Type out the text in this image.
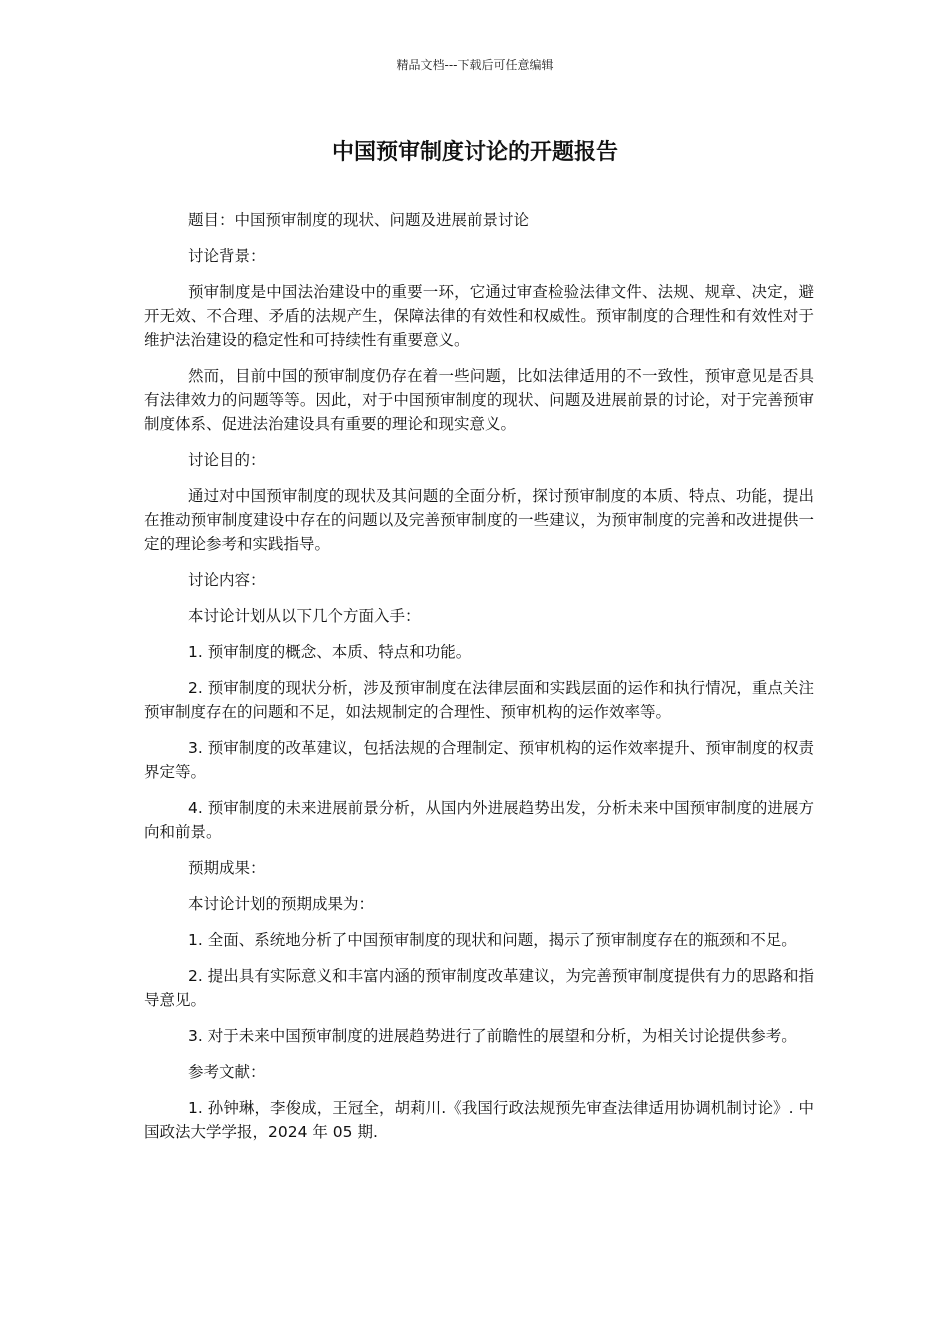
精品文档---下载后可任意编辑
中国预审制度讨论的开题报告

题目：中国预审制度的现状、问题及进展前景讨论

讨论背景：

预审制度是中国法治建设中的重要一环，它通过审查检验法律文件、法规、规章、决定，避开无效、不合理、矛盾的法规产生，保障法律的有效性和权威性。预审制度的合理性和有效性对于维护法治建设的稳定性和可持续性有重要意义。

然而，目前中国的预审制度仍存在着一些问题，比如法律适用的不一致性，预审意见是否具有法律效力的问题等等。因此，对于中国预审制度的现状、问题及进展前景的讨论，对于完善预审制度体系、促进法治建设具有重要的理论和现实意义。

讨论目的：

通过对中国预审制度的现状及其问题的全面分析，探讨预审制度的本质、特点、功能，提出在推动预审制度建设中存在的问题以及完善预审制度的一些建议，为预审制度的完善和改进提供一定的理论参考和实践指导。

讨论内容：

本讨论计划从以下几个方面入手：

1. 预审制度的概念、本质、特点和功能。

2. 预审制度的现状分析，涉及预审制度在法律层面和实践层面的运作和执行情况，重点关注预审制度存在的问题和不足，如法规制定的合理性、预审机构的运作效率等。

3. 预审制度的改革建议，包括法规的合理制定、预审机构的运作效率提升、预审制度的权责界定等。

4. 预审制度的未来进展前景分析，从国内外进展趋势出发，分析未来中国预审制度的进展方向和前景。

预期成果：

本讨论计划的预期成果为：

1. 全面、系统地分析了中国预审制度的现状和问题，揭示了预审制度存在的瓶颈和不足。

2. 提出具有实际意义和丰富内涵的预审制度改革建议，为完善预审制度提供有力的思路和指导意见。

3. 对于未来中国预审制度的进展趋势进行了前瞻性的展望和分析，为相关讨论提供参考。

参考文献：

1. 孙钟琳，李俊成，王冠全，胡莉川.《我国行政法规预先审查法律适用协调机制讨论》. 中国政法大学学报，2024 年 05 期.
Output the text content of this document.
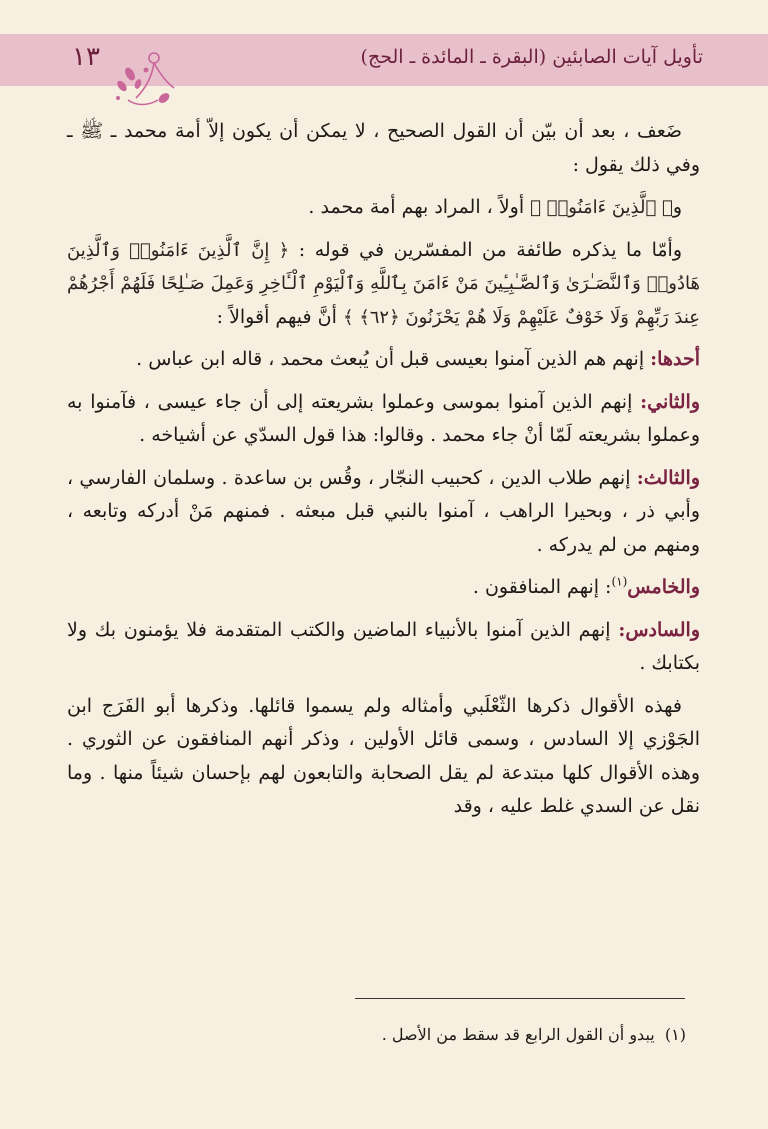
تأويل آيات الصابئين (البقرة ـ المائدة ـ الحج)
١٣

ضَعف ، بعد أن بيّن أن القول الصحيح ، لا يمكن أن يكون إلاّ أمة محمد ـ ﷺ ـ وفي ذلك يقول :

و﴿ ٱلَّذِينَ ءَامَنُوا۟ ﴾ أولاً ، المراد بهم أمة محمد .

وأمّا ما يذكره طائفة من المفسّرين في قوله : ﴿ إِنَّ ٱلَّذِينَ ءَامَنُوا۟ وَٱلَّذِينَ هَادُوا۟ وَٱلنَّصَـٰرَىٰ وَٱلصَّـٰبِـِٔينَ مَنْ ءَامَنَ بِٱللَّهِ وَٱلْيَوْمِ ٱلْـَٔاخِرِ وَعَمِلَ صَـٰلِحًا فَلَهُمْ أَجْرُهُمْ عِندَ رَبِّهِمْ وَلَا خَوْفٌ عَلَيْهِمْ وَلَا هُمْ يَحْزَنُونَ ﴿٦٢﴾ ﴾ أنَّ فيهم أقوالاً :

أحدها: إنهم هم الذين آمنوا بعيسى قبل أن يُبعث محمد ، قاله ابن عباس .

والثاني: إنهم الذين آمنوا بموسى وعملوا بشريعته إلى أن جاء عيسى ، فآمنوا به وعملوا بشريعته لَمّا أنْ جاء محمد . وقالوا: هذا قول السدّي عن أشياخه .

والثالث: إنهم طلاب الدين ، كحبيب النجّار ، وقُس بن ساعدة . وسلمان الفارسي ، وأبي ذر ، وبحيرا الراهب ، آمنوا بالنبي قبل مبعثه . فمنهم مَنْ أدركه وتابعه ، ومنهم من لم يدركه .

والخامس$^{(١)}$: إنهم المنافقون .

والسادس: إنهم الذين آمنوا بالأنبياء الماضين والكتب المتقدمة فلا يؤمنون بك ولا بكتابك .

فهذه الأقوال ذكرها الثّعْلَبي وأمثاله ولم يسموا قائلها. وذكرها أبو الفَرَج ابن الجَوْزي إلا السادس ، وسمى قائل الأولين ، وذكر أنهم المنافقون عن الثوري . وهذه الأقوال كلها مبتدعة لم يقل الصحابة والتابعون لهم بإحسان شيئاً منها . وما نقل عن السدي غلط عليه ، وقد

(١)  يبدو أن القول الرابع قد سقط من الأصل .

What the task asks> Copy all lines from the material that hold "محمد".

Response>
ضَعف ، بعد أن بيّن أن القول الصحيح ، لا يمكن أن يكون إلاّ أمة محمد ـ ﷺ ـ وفي ذلك يقول :
و﴿ ٱلَّذِينَ ءَامَنُوا۟ ﴾ أولاً ، المراد بهم أمة محمد .
أحدها: إنهم هم الذين آمنوا بعيسى قبل أن يُبعث محمد ، قاله ابن عباس .
والثاني: إنهم الذين آمنوا بموسى وعملوا بشريعته إلى أن جاء عيسى ، فآمنوا به وعملوا بشريعته لَمّا أنْ جاء محمد . وقالوا: هذا قول السدّي عن أشياخه .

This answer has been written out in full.